The exercise:
Write out the full set of records below exactly.

Dataset entries:
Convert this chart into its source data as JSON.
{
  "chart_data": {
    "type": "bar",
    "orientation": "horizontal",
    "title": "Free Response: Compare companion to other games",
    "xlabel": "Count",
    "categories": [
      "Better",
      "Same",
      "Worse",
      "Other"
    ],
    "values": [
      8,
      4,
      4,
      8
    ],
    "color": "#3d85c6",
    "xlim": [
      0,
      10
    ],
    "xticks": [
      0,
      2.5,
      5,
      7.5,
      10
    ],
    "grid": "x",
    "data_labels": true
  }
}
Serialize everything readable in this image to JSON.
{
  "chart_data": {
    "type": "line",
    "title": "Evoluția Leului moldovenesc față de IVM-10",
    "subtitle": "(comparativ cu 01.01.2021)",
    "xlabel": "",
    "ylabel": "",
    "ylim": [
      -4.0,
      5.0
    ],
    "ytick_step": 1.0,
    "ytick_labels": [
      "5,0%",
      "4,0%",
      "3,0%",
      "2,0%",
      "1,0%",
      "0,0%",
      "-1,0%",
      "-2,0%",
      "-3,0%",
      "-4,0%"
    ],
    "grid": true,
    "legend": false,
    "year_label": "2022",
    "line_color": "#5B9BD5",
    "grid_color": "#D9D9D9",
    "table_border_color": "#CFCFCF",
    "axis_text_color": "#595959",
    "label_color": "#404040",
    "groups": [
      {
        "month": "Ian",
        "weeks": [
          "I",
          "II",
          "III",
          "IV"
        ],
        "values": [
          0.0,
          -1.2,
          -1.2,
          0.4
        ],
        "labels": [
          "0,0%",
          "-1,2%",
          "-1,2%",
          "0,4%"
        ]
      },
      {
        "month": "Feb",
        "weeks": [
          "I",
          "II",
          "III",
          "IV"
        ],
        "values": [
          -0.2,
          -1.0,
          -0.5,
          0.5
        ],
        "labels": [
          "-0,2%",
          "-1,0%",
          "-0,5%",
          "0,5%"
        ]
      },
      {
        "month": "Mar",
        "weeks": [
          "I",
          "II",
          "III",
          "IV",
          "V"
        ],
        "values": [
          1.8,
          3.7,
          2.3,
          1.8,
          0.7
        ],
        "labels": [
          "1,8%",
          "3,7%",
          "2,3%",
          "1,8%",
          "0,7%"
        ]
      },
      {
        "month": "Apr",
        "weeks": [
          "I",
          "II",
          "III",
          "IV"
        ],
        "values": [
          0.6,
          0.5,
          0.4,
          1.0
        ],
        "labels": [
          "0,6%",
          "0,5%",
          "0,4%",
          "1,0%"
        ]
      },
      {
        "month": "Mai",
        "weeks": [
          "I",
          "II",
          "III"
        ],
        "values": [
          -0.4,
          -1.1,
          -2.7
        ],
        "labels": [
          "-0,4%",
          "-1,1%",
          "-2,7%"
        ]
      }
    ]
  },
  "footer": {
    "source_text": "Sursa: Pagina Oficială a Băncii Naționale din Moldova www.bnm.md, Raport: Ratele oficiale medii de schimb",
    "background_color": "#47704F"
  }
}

Reply to the exercise:
Convert this chart into its source data as JSON.
{
  "chart_data": {
    "type": "bar",
    "orientation": "horizontal",
    "title": "Free Response: Compare companion to other games",
    "xlabel": "Count",
    "categories": [
      "Better",
      "Same",
      "Worse",
      "Other"
    ],
    "values": [
      8,
      4,
      4,
      8
    ],
    "color": "#3d85c6",
    "xlim": [
      0,
      10
    ],
    "xticks": [
      0,
      2.5,
      5,
      7.5,
      10
    ],
    "grid": "x",
    "data_labels": true
  }
}
Serialize everything readable in this image to JSON.
{
  "chart_data": {
    "type": "line",
    "title": "Evoluția Leului moldovenesc față de IVM-10",
    "subtitle": "(comparativ cu 01.01.2021)",
    "xlabel": "",
    "ylabel": "",
    "ylim": [
      -4.0,
      5.0
    ],
    "ytick_step": 1.0,
    "ytick_labels": [
      "5,0%",
      "4,0%",
      "3,0%",
      "2,0%",
      "1,0%",
      "0,0%",
      "-1,0%",
      "-2,0%",
      "-3,0%",
      "-4,0%"
    ],
    "grid": true,
    "legend": false,
    "year_label": "2022",
    "line_color": "#5B9BD5",
    "grid_color": "#D9D9D9",
    "table_border_color": "#CFCFCF",
    "axis_text_color": "#595959",
    "label_color": "#404040",
    "groups": [
      {
        "month": "Ian",
        "weeks": [
          "I",
          "II",
          "III",
          "IV"
        ],
        "values": [
          0.0,
          -1.2,
          -1.2,
          0.4
        ],
        "labels": [
          "0,0%",
          "-1,2%",
          "-1,2%",
          "0,4%"
        ]
      },
      {
        "month": "Feb",
        "weeks": [
          "I",
          "II",
          "III",
          "IV"
        ],
        "values": [
          -0.2,
          -1.0,
          -0.5,
          0.5
        ],
        "labels": [
          "-0,2%",
          "-1,0%",
          "-0,5%",
          "0,5%"
        ]
      },
      {
        "month": "Mar",
        "weeks": [
          "I",
          "II",
          "III",
          "IV",
          "V"
        ],
        "values": [
          1.8,
          3.7,
          2.3,
          1.8,
          0.7
        ],
        "labels": [
          "1,8%",
          "3,7%",
          "2,3%",
          "1,8%",
          "0,7%"
        ]
      },
      {
        "month": "Apr",
        "weeks": [
          "I",
          "II",
          "III",
          "IV"
        ],
        "values": [
          0.6,
          0.5,
          0.4,
          1.0
        ],
        "labels": [
          "0,6%",
          "0,5%",
          "0,4%",
          "1,0%"
        ]
      },
      {
        "month": "Mai",
        "weeks": [
          "I",
          "II",
          "III"
        ],
        "values": [
          -0.4,
          -1.1,
          -2.7
        ],
        "labels": [
          "-0,4%",
          "-1,1%",
          "-2,7%"
        ]
      }
    ]
  },
  "footer": {
    "source_text": "Sursa: Pagina Oficială a Băncii Naționale din Moldova www.bnm.md, Raport: Ratele oficiale medii de schimb",
    "background_color": "#47704F"
  }
}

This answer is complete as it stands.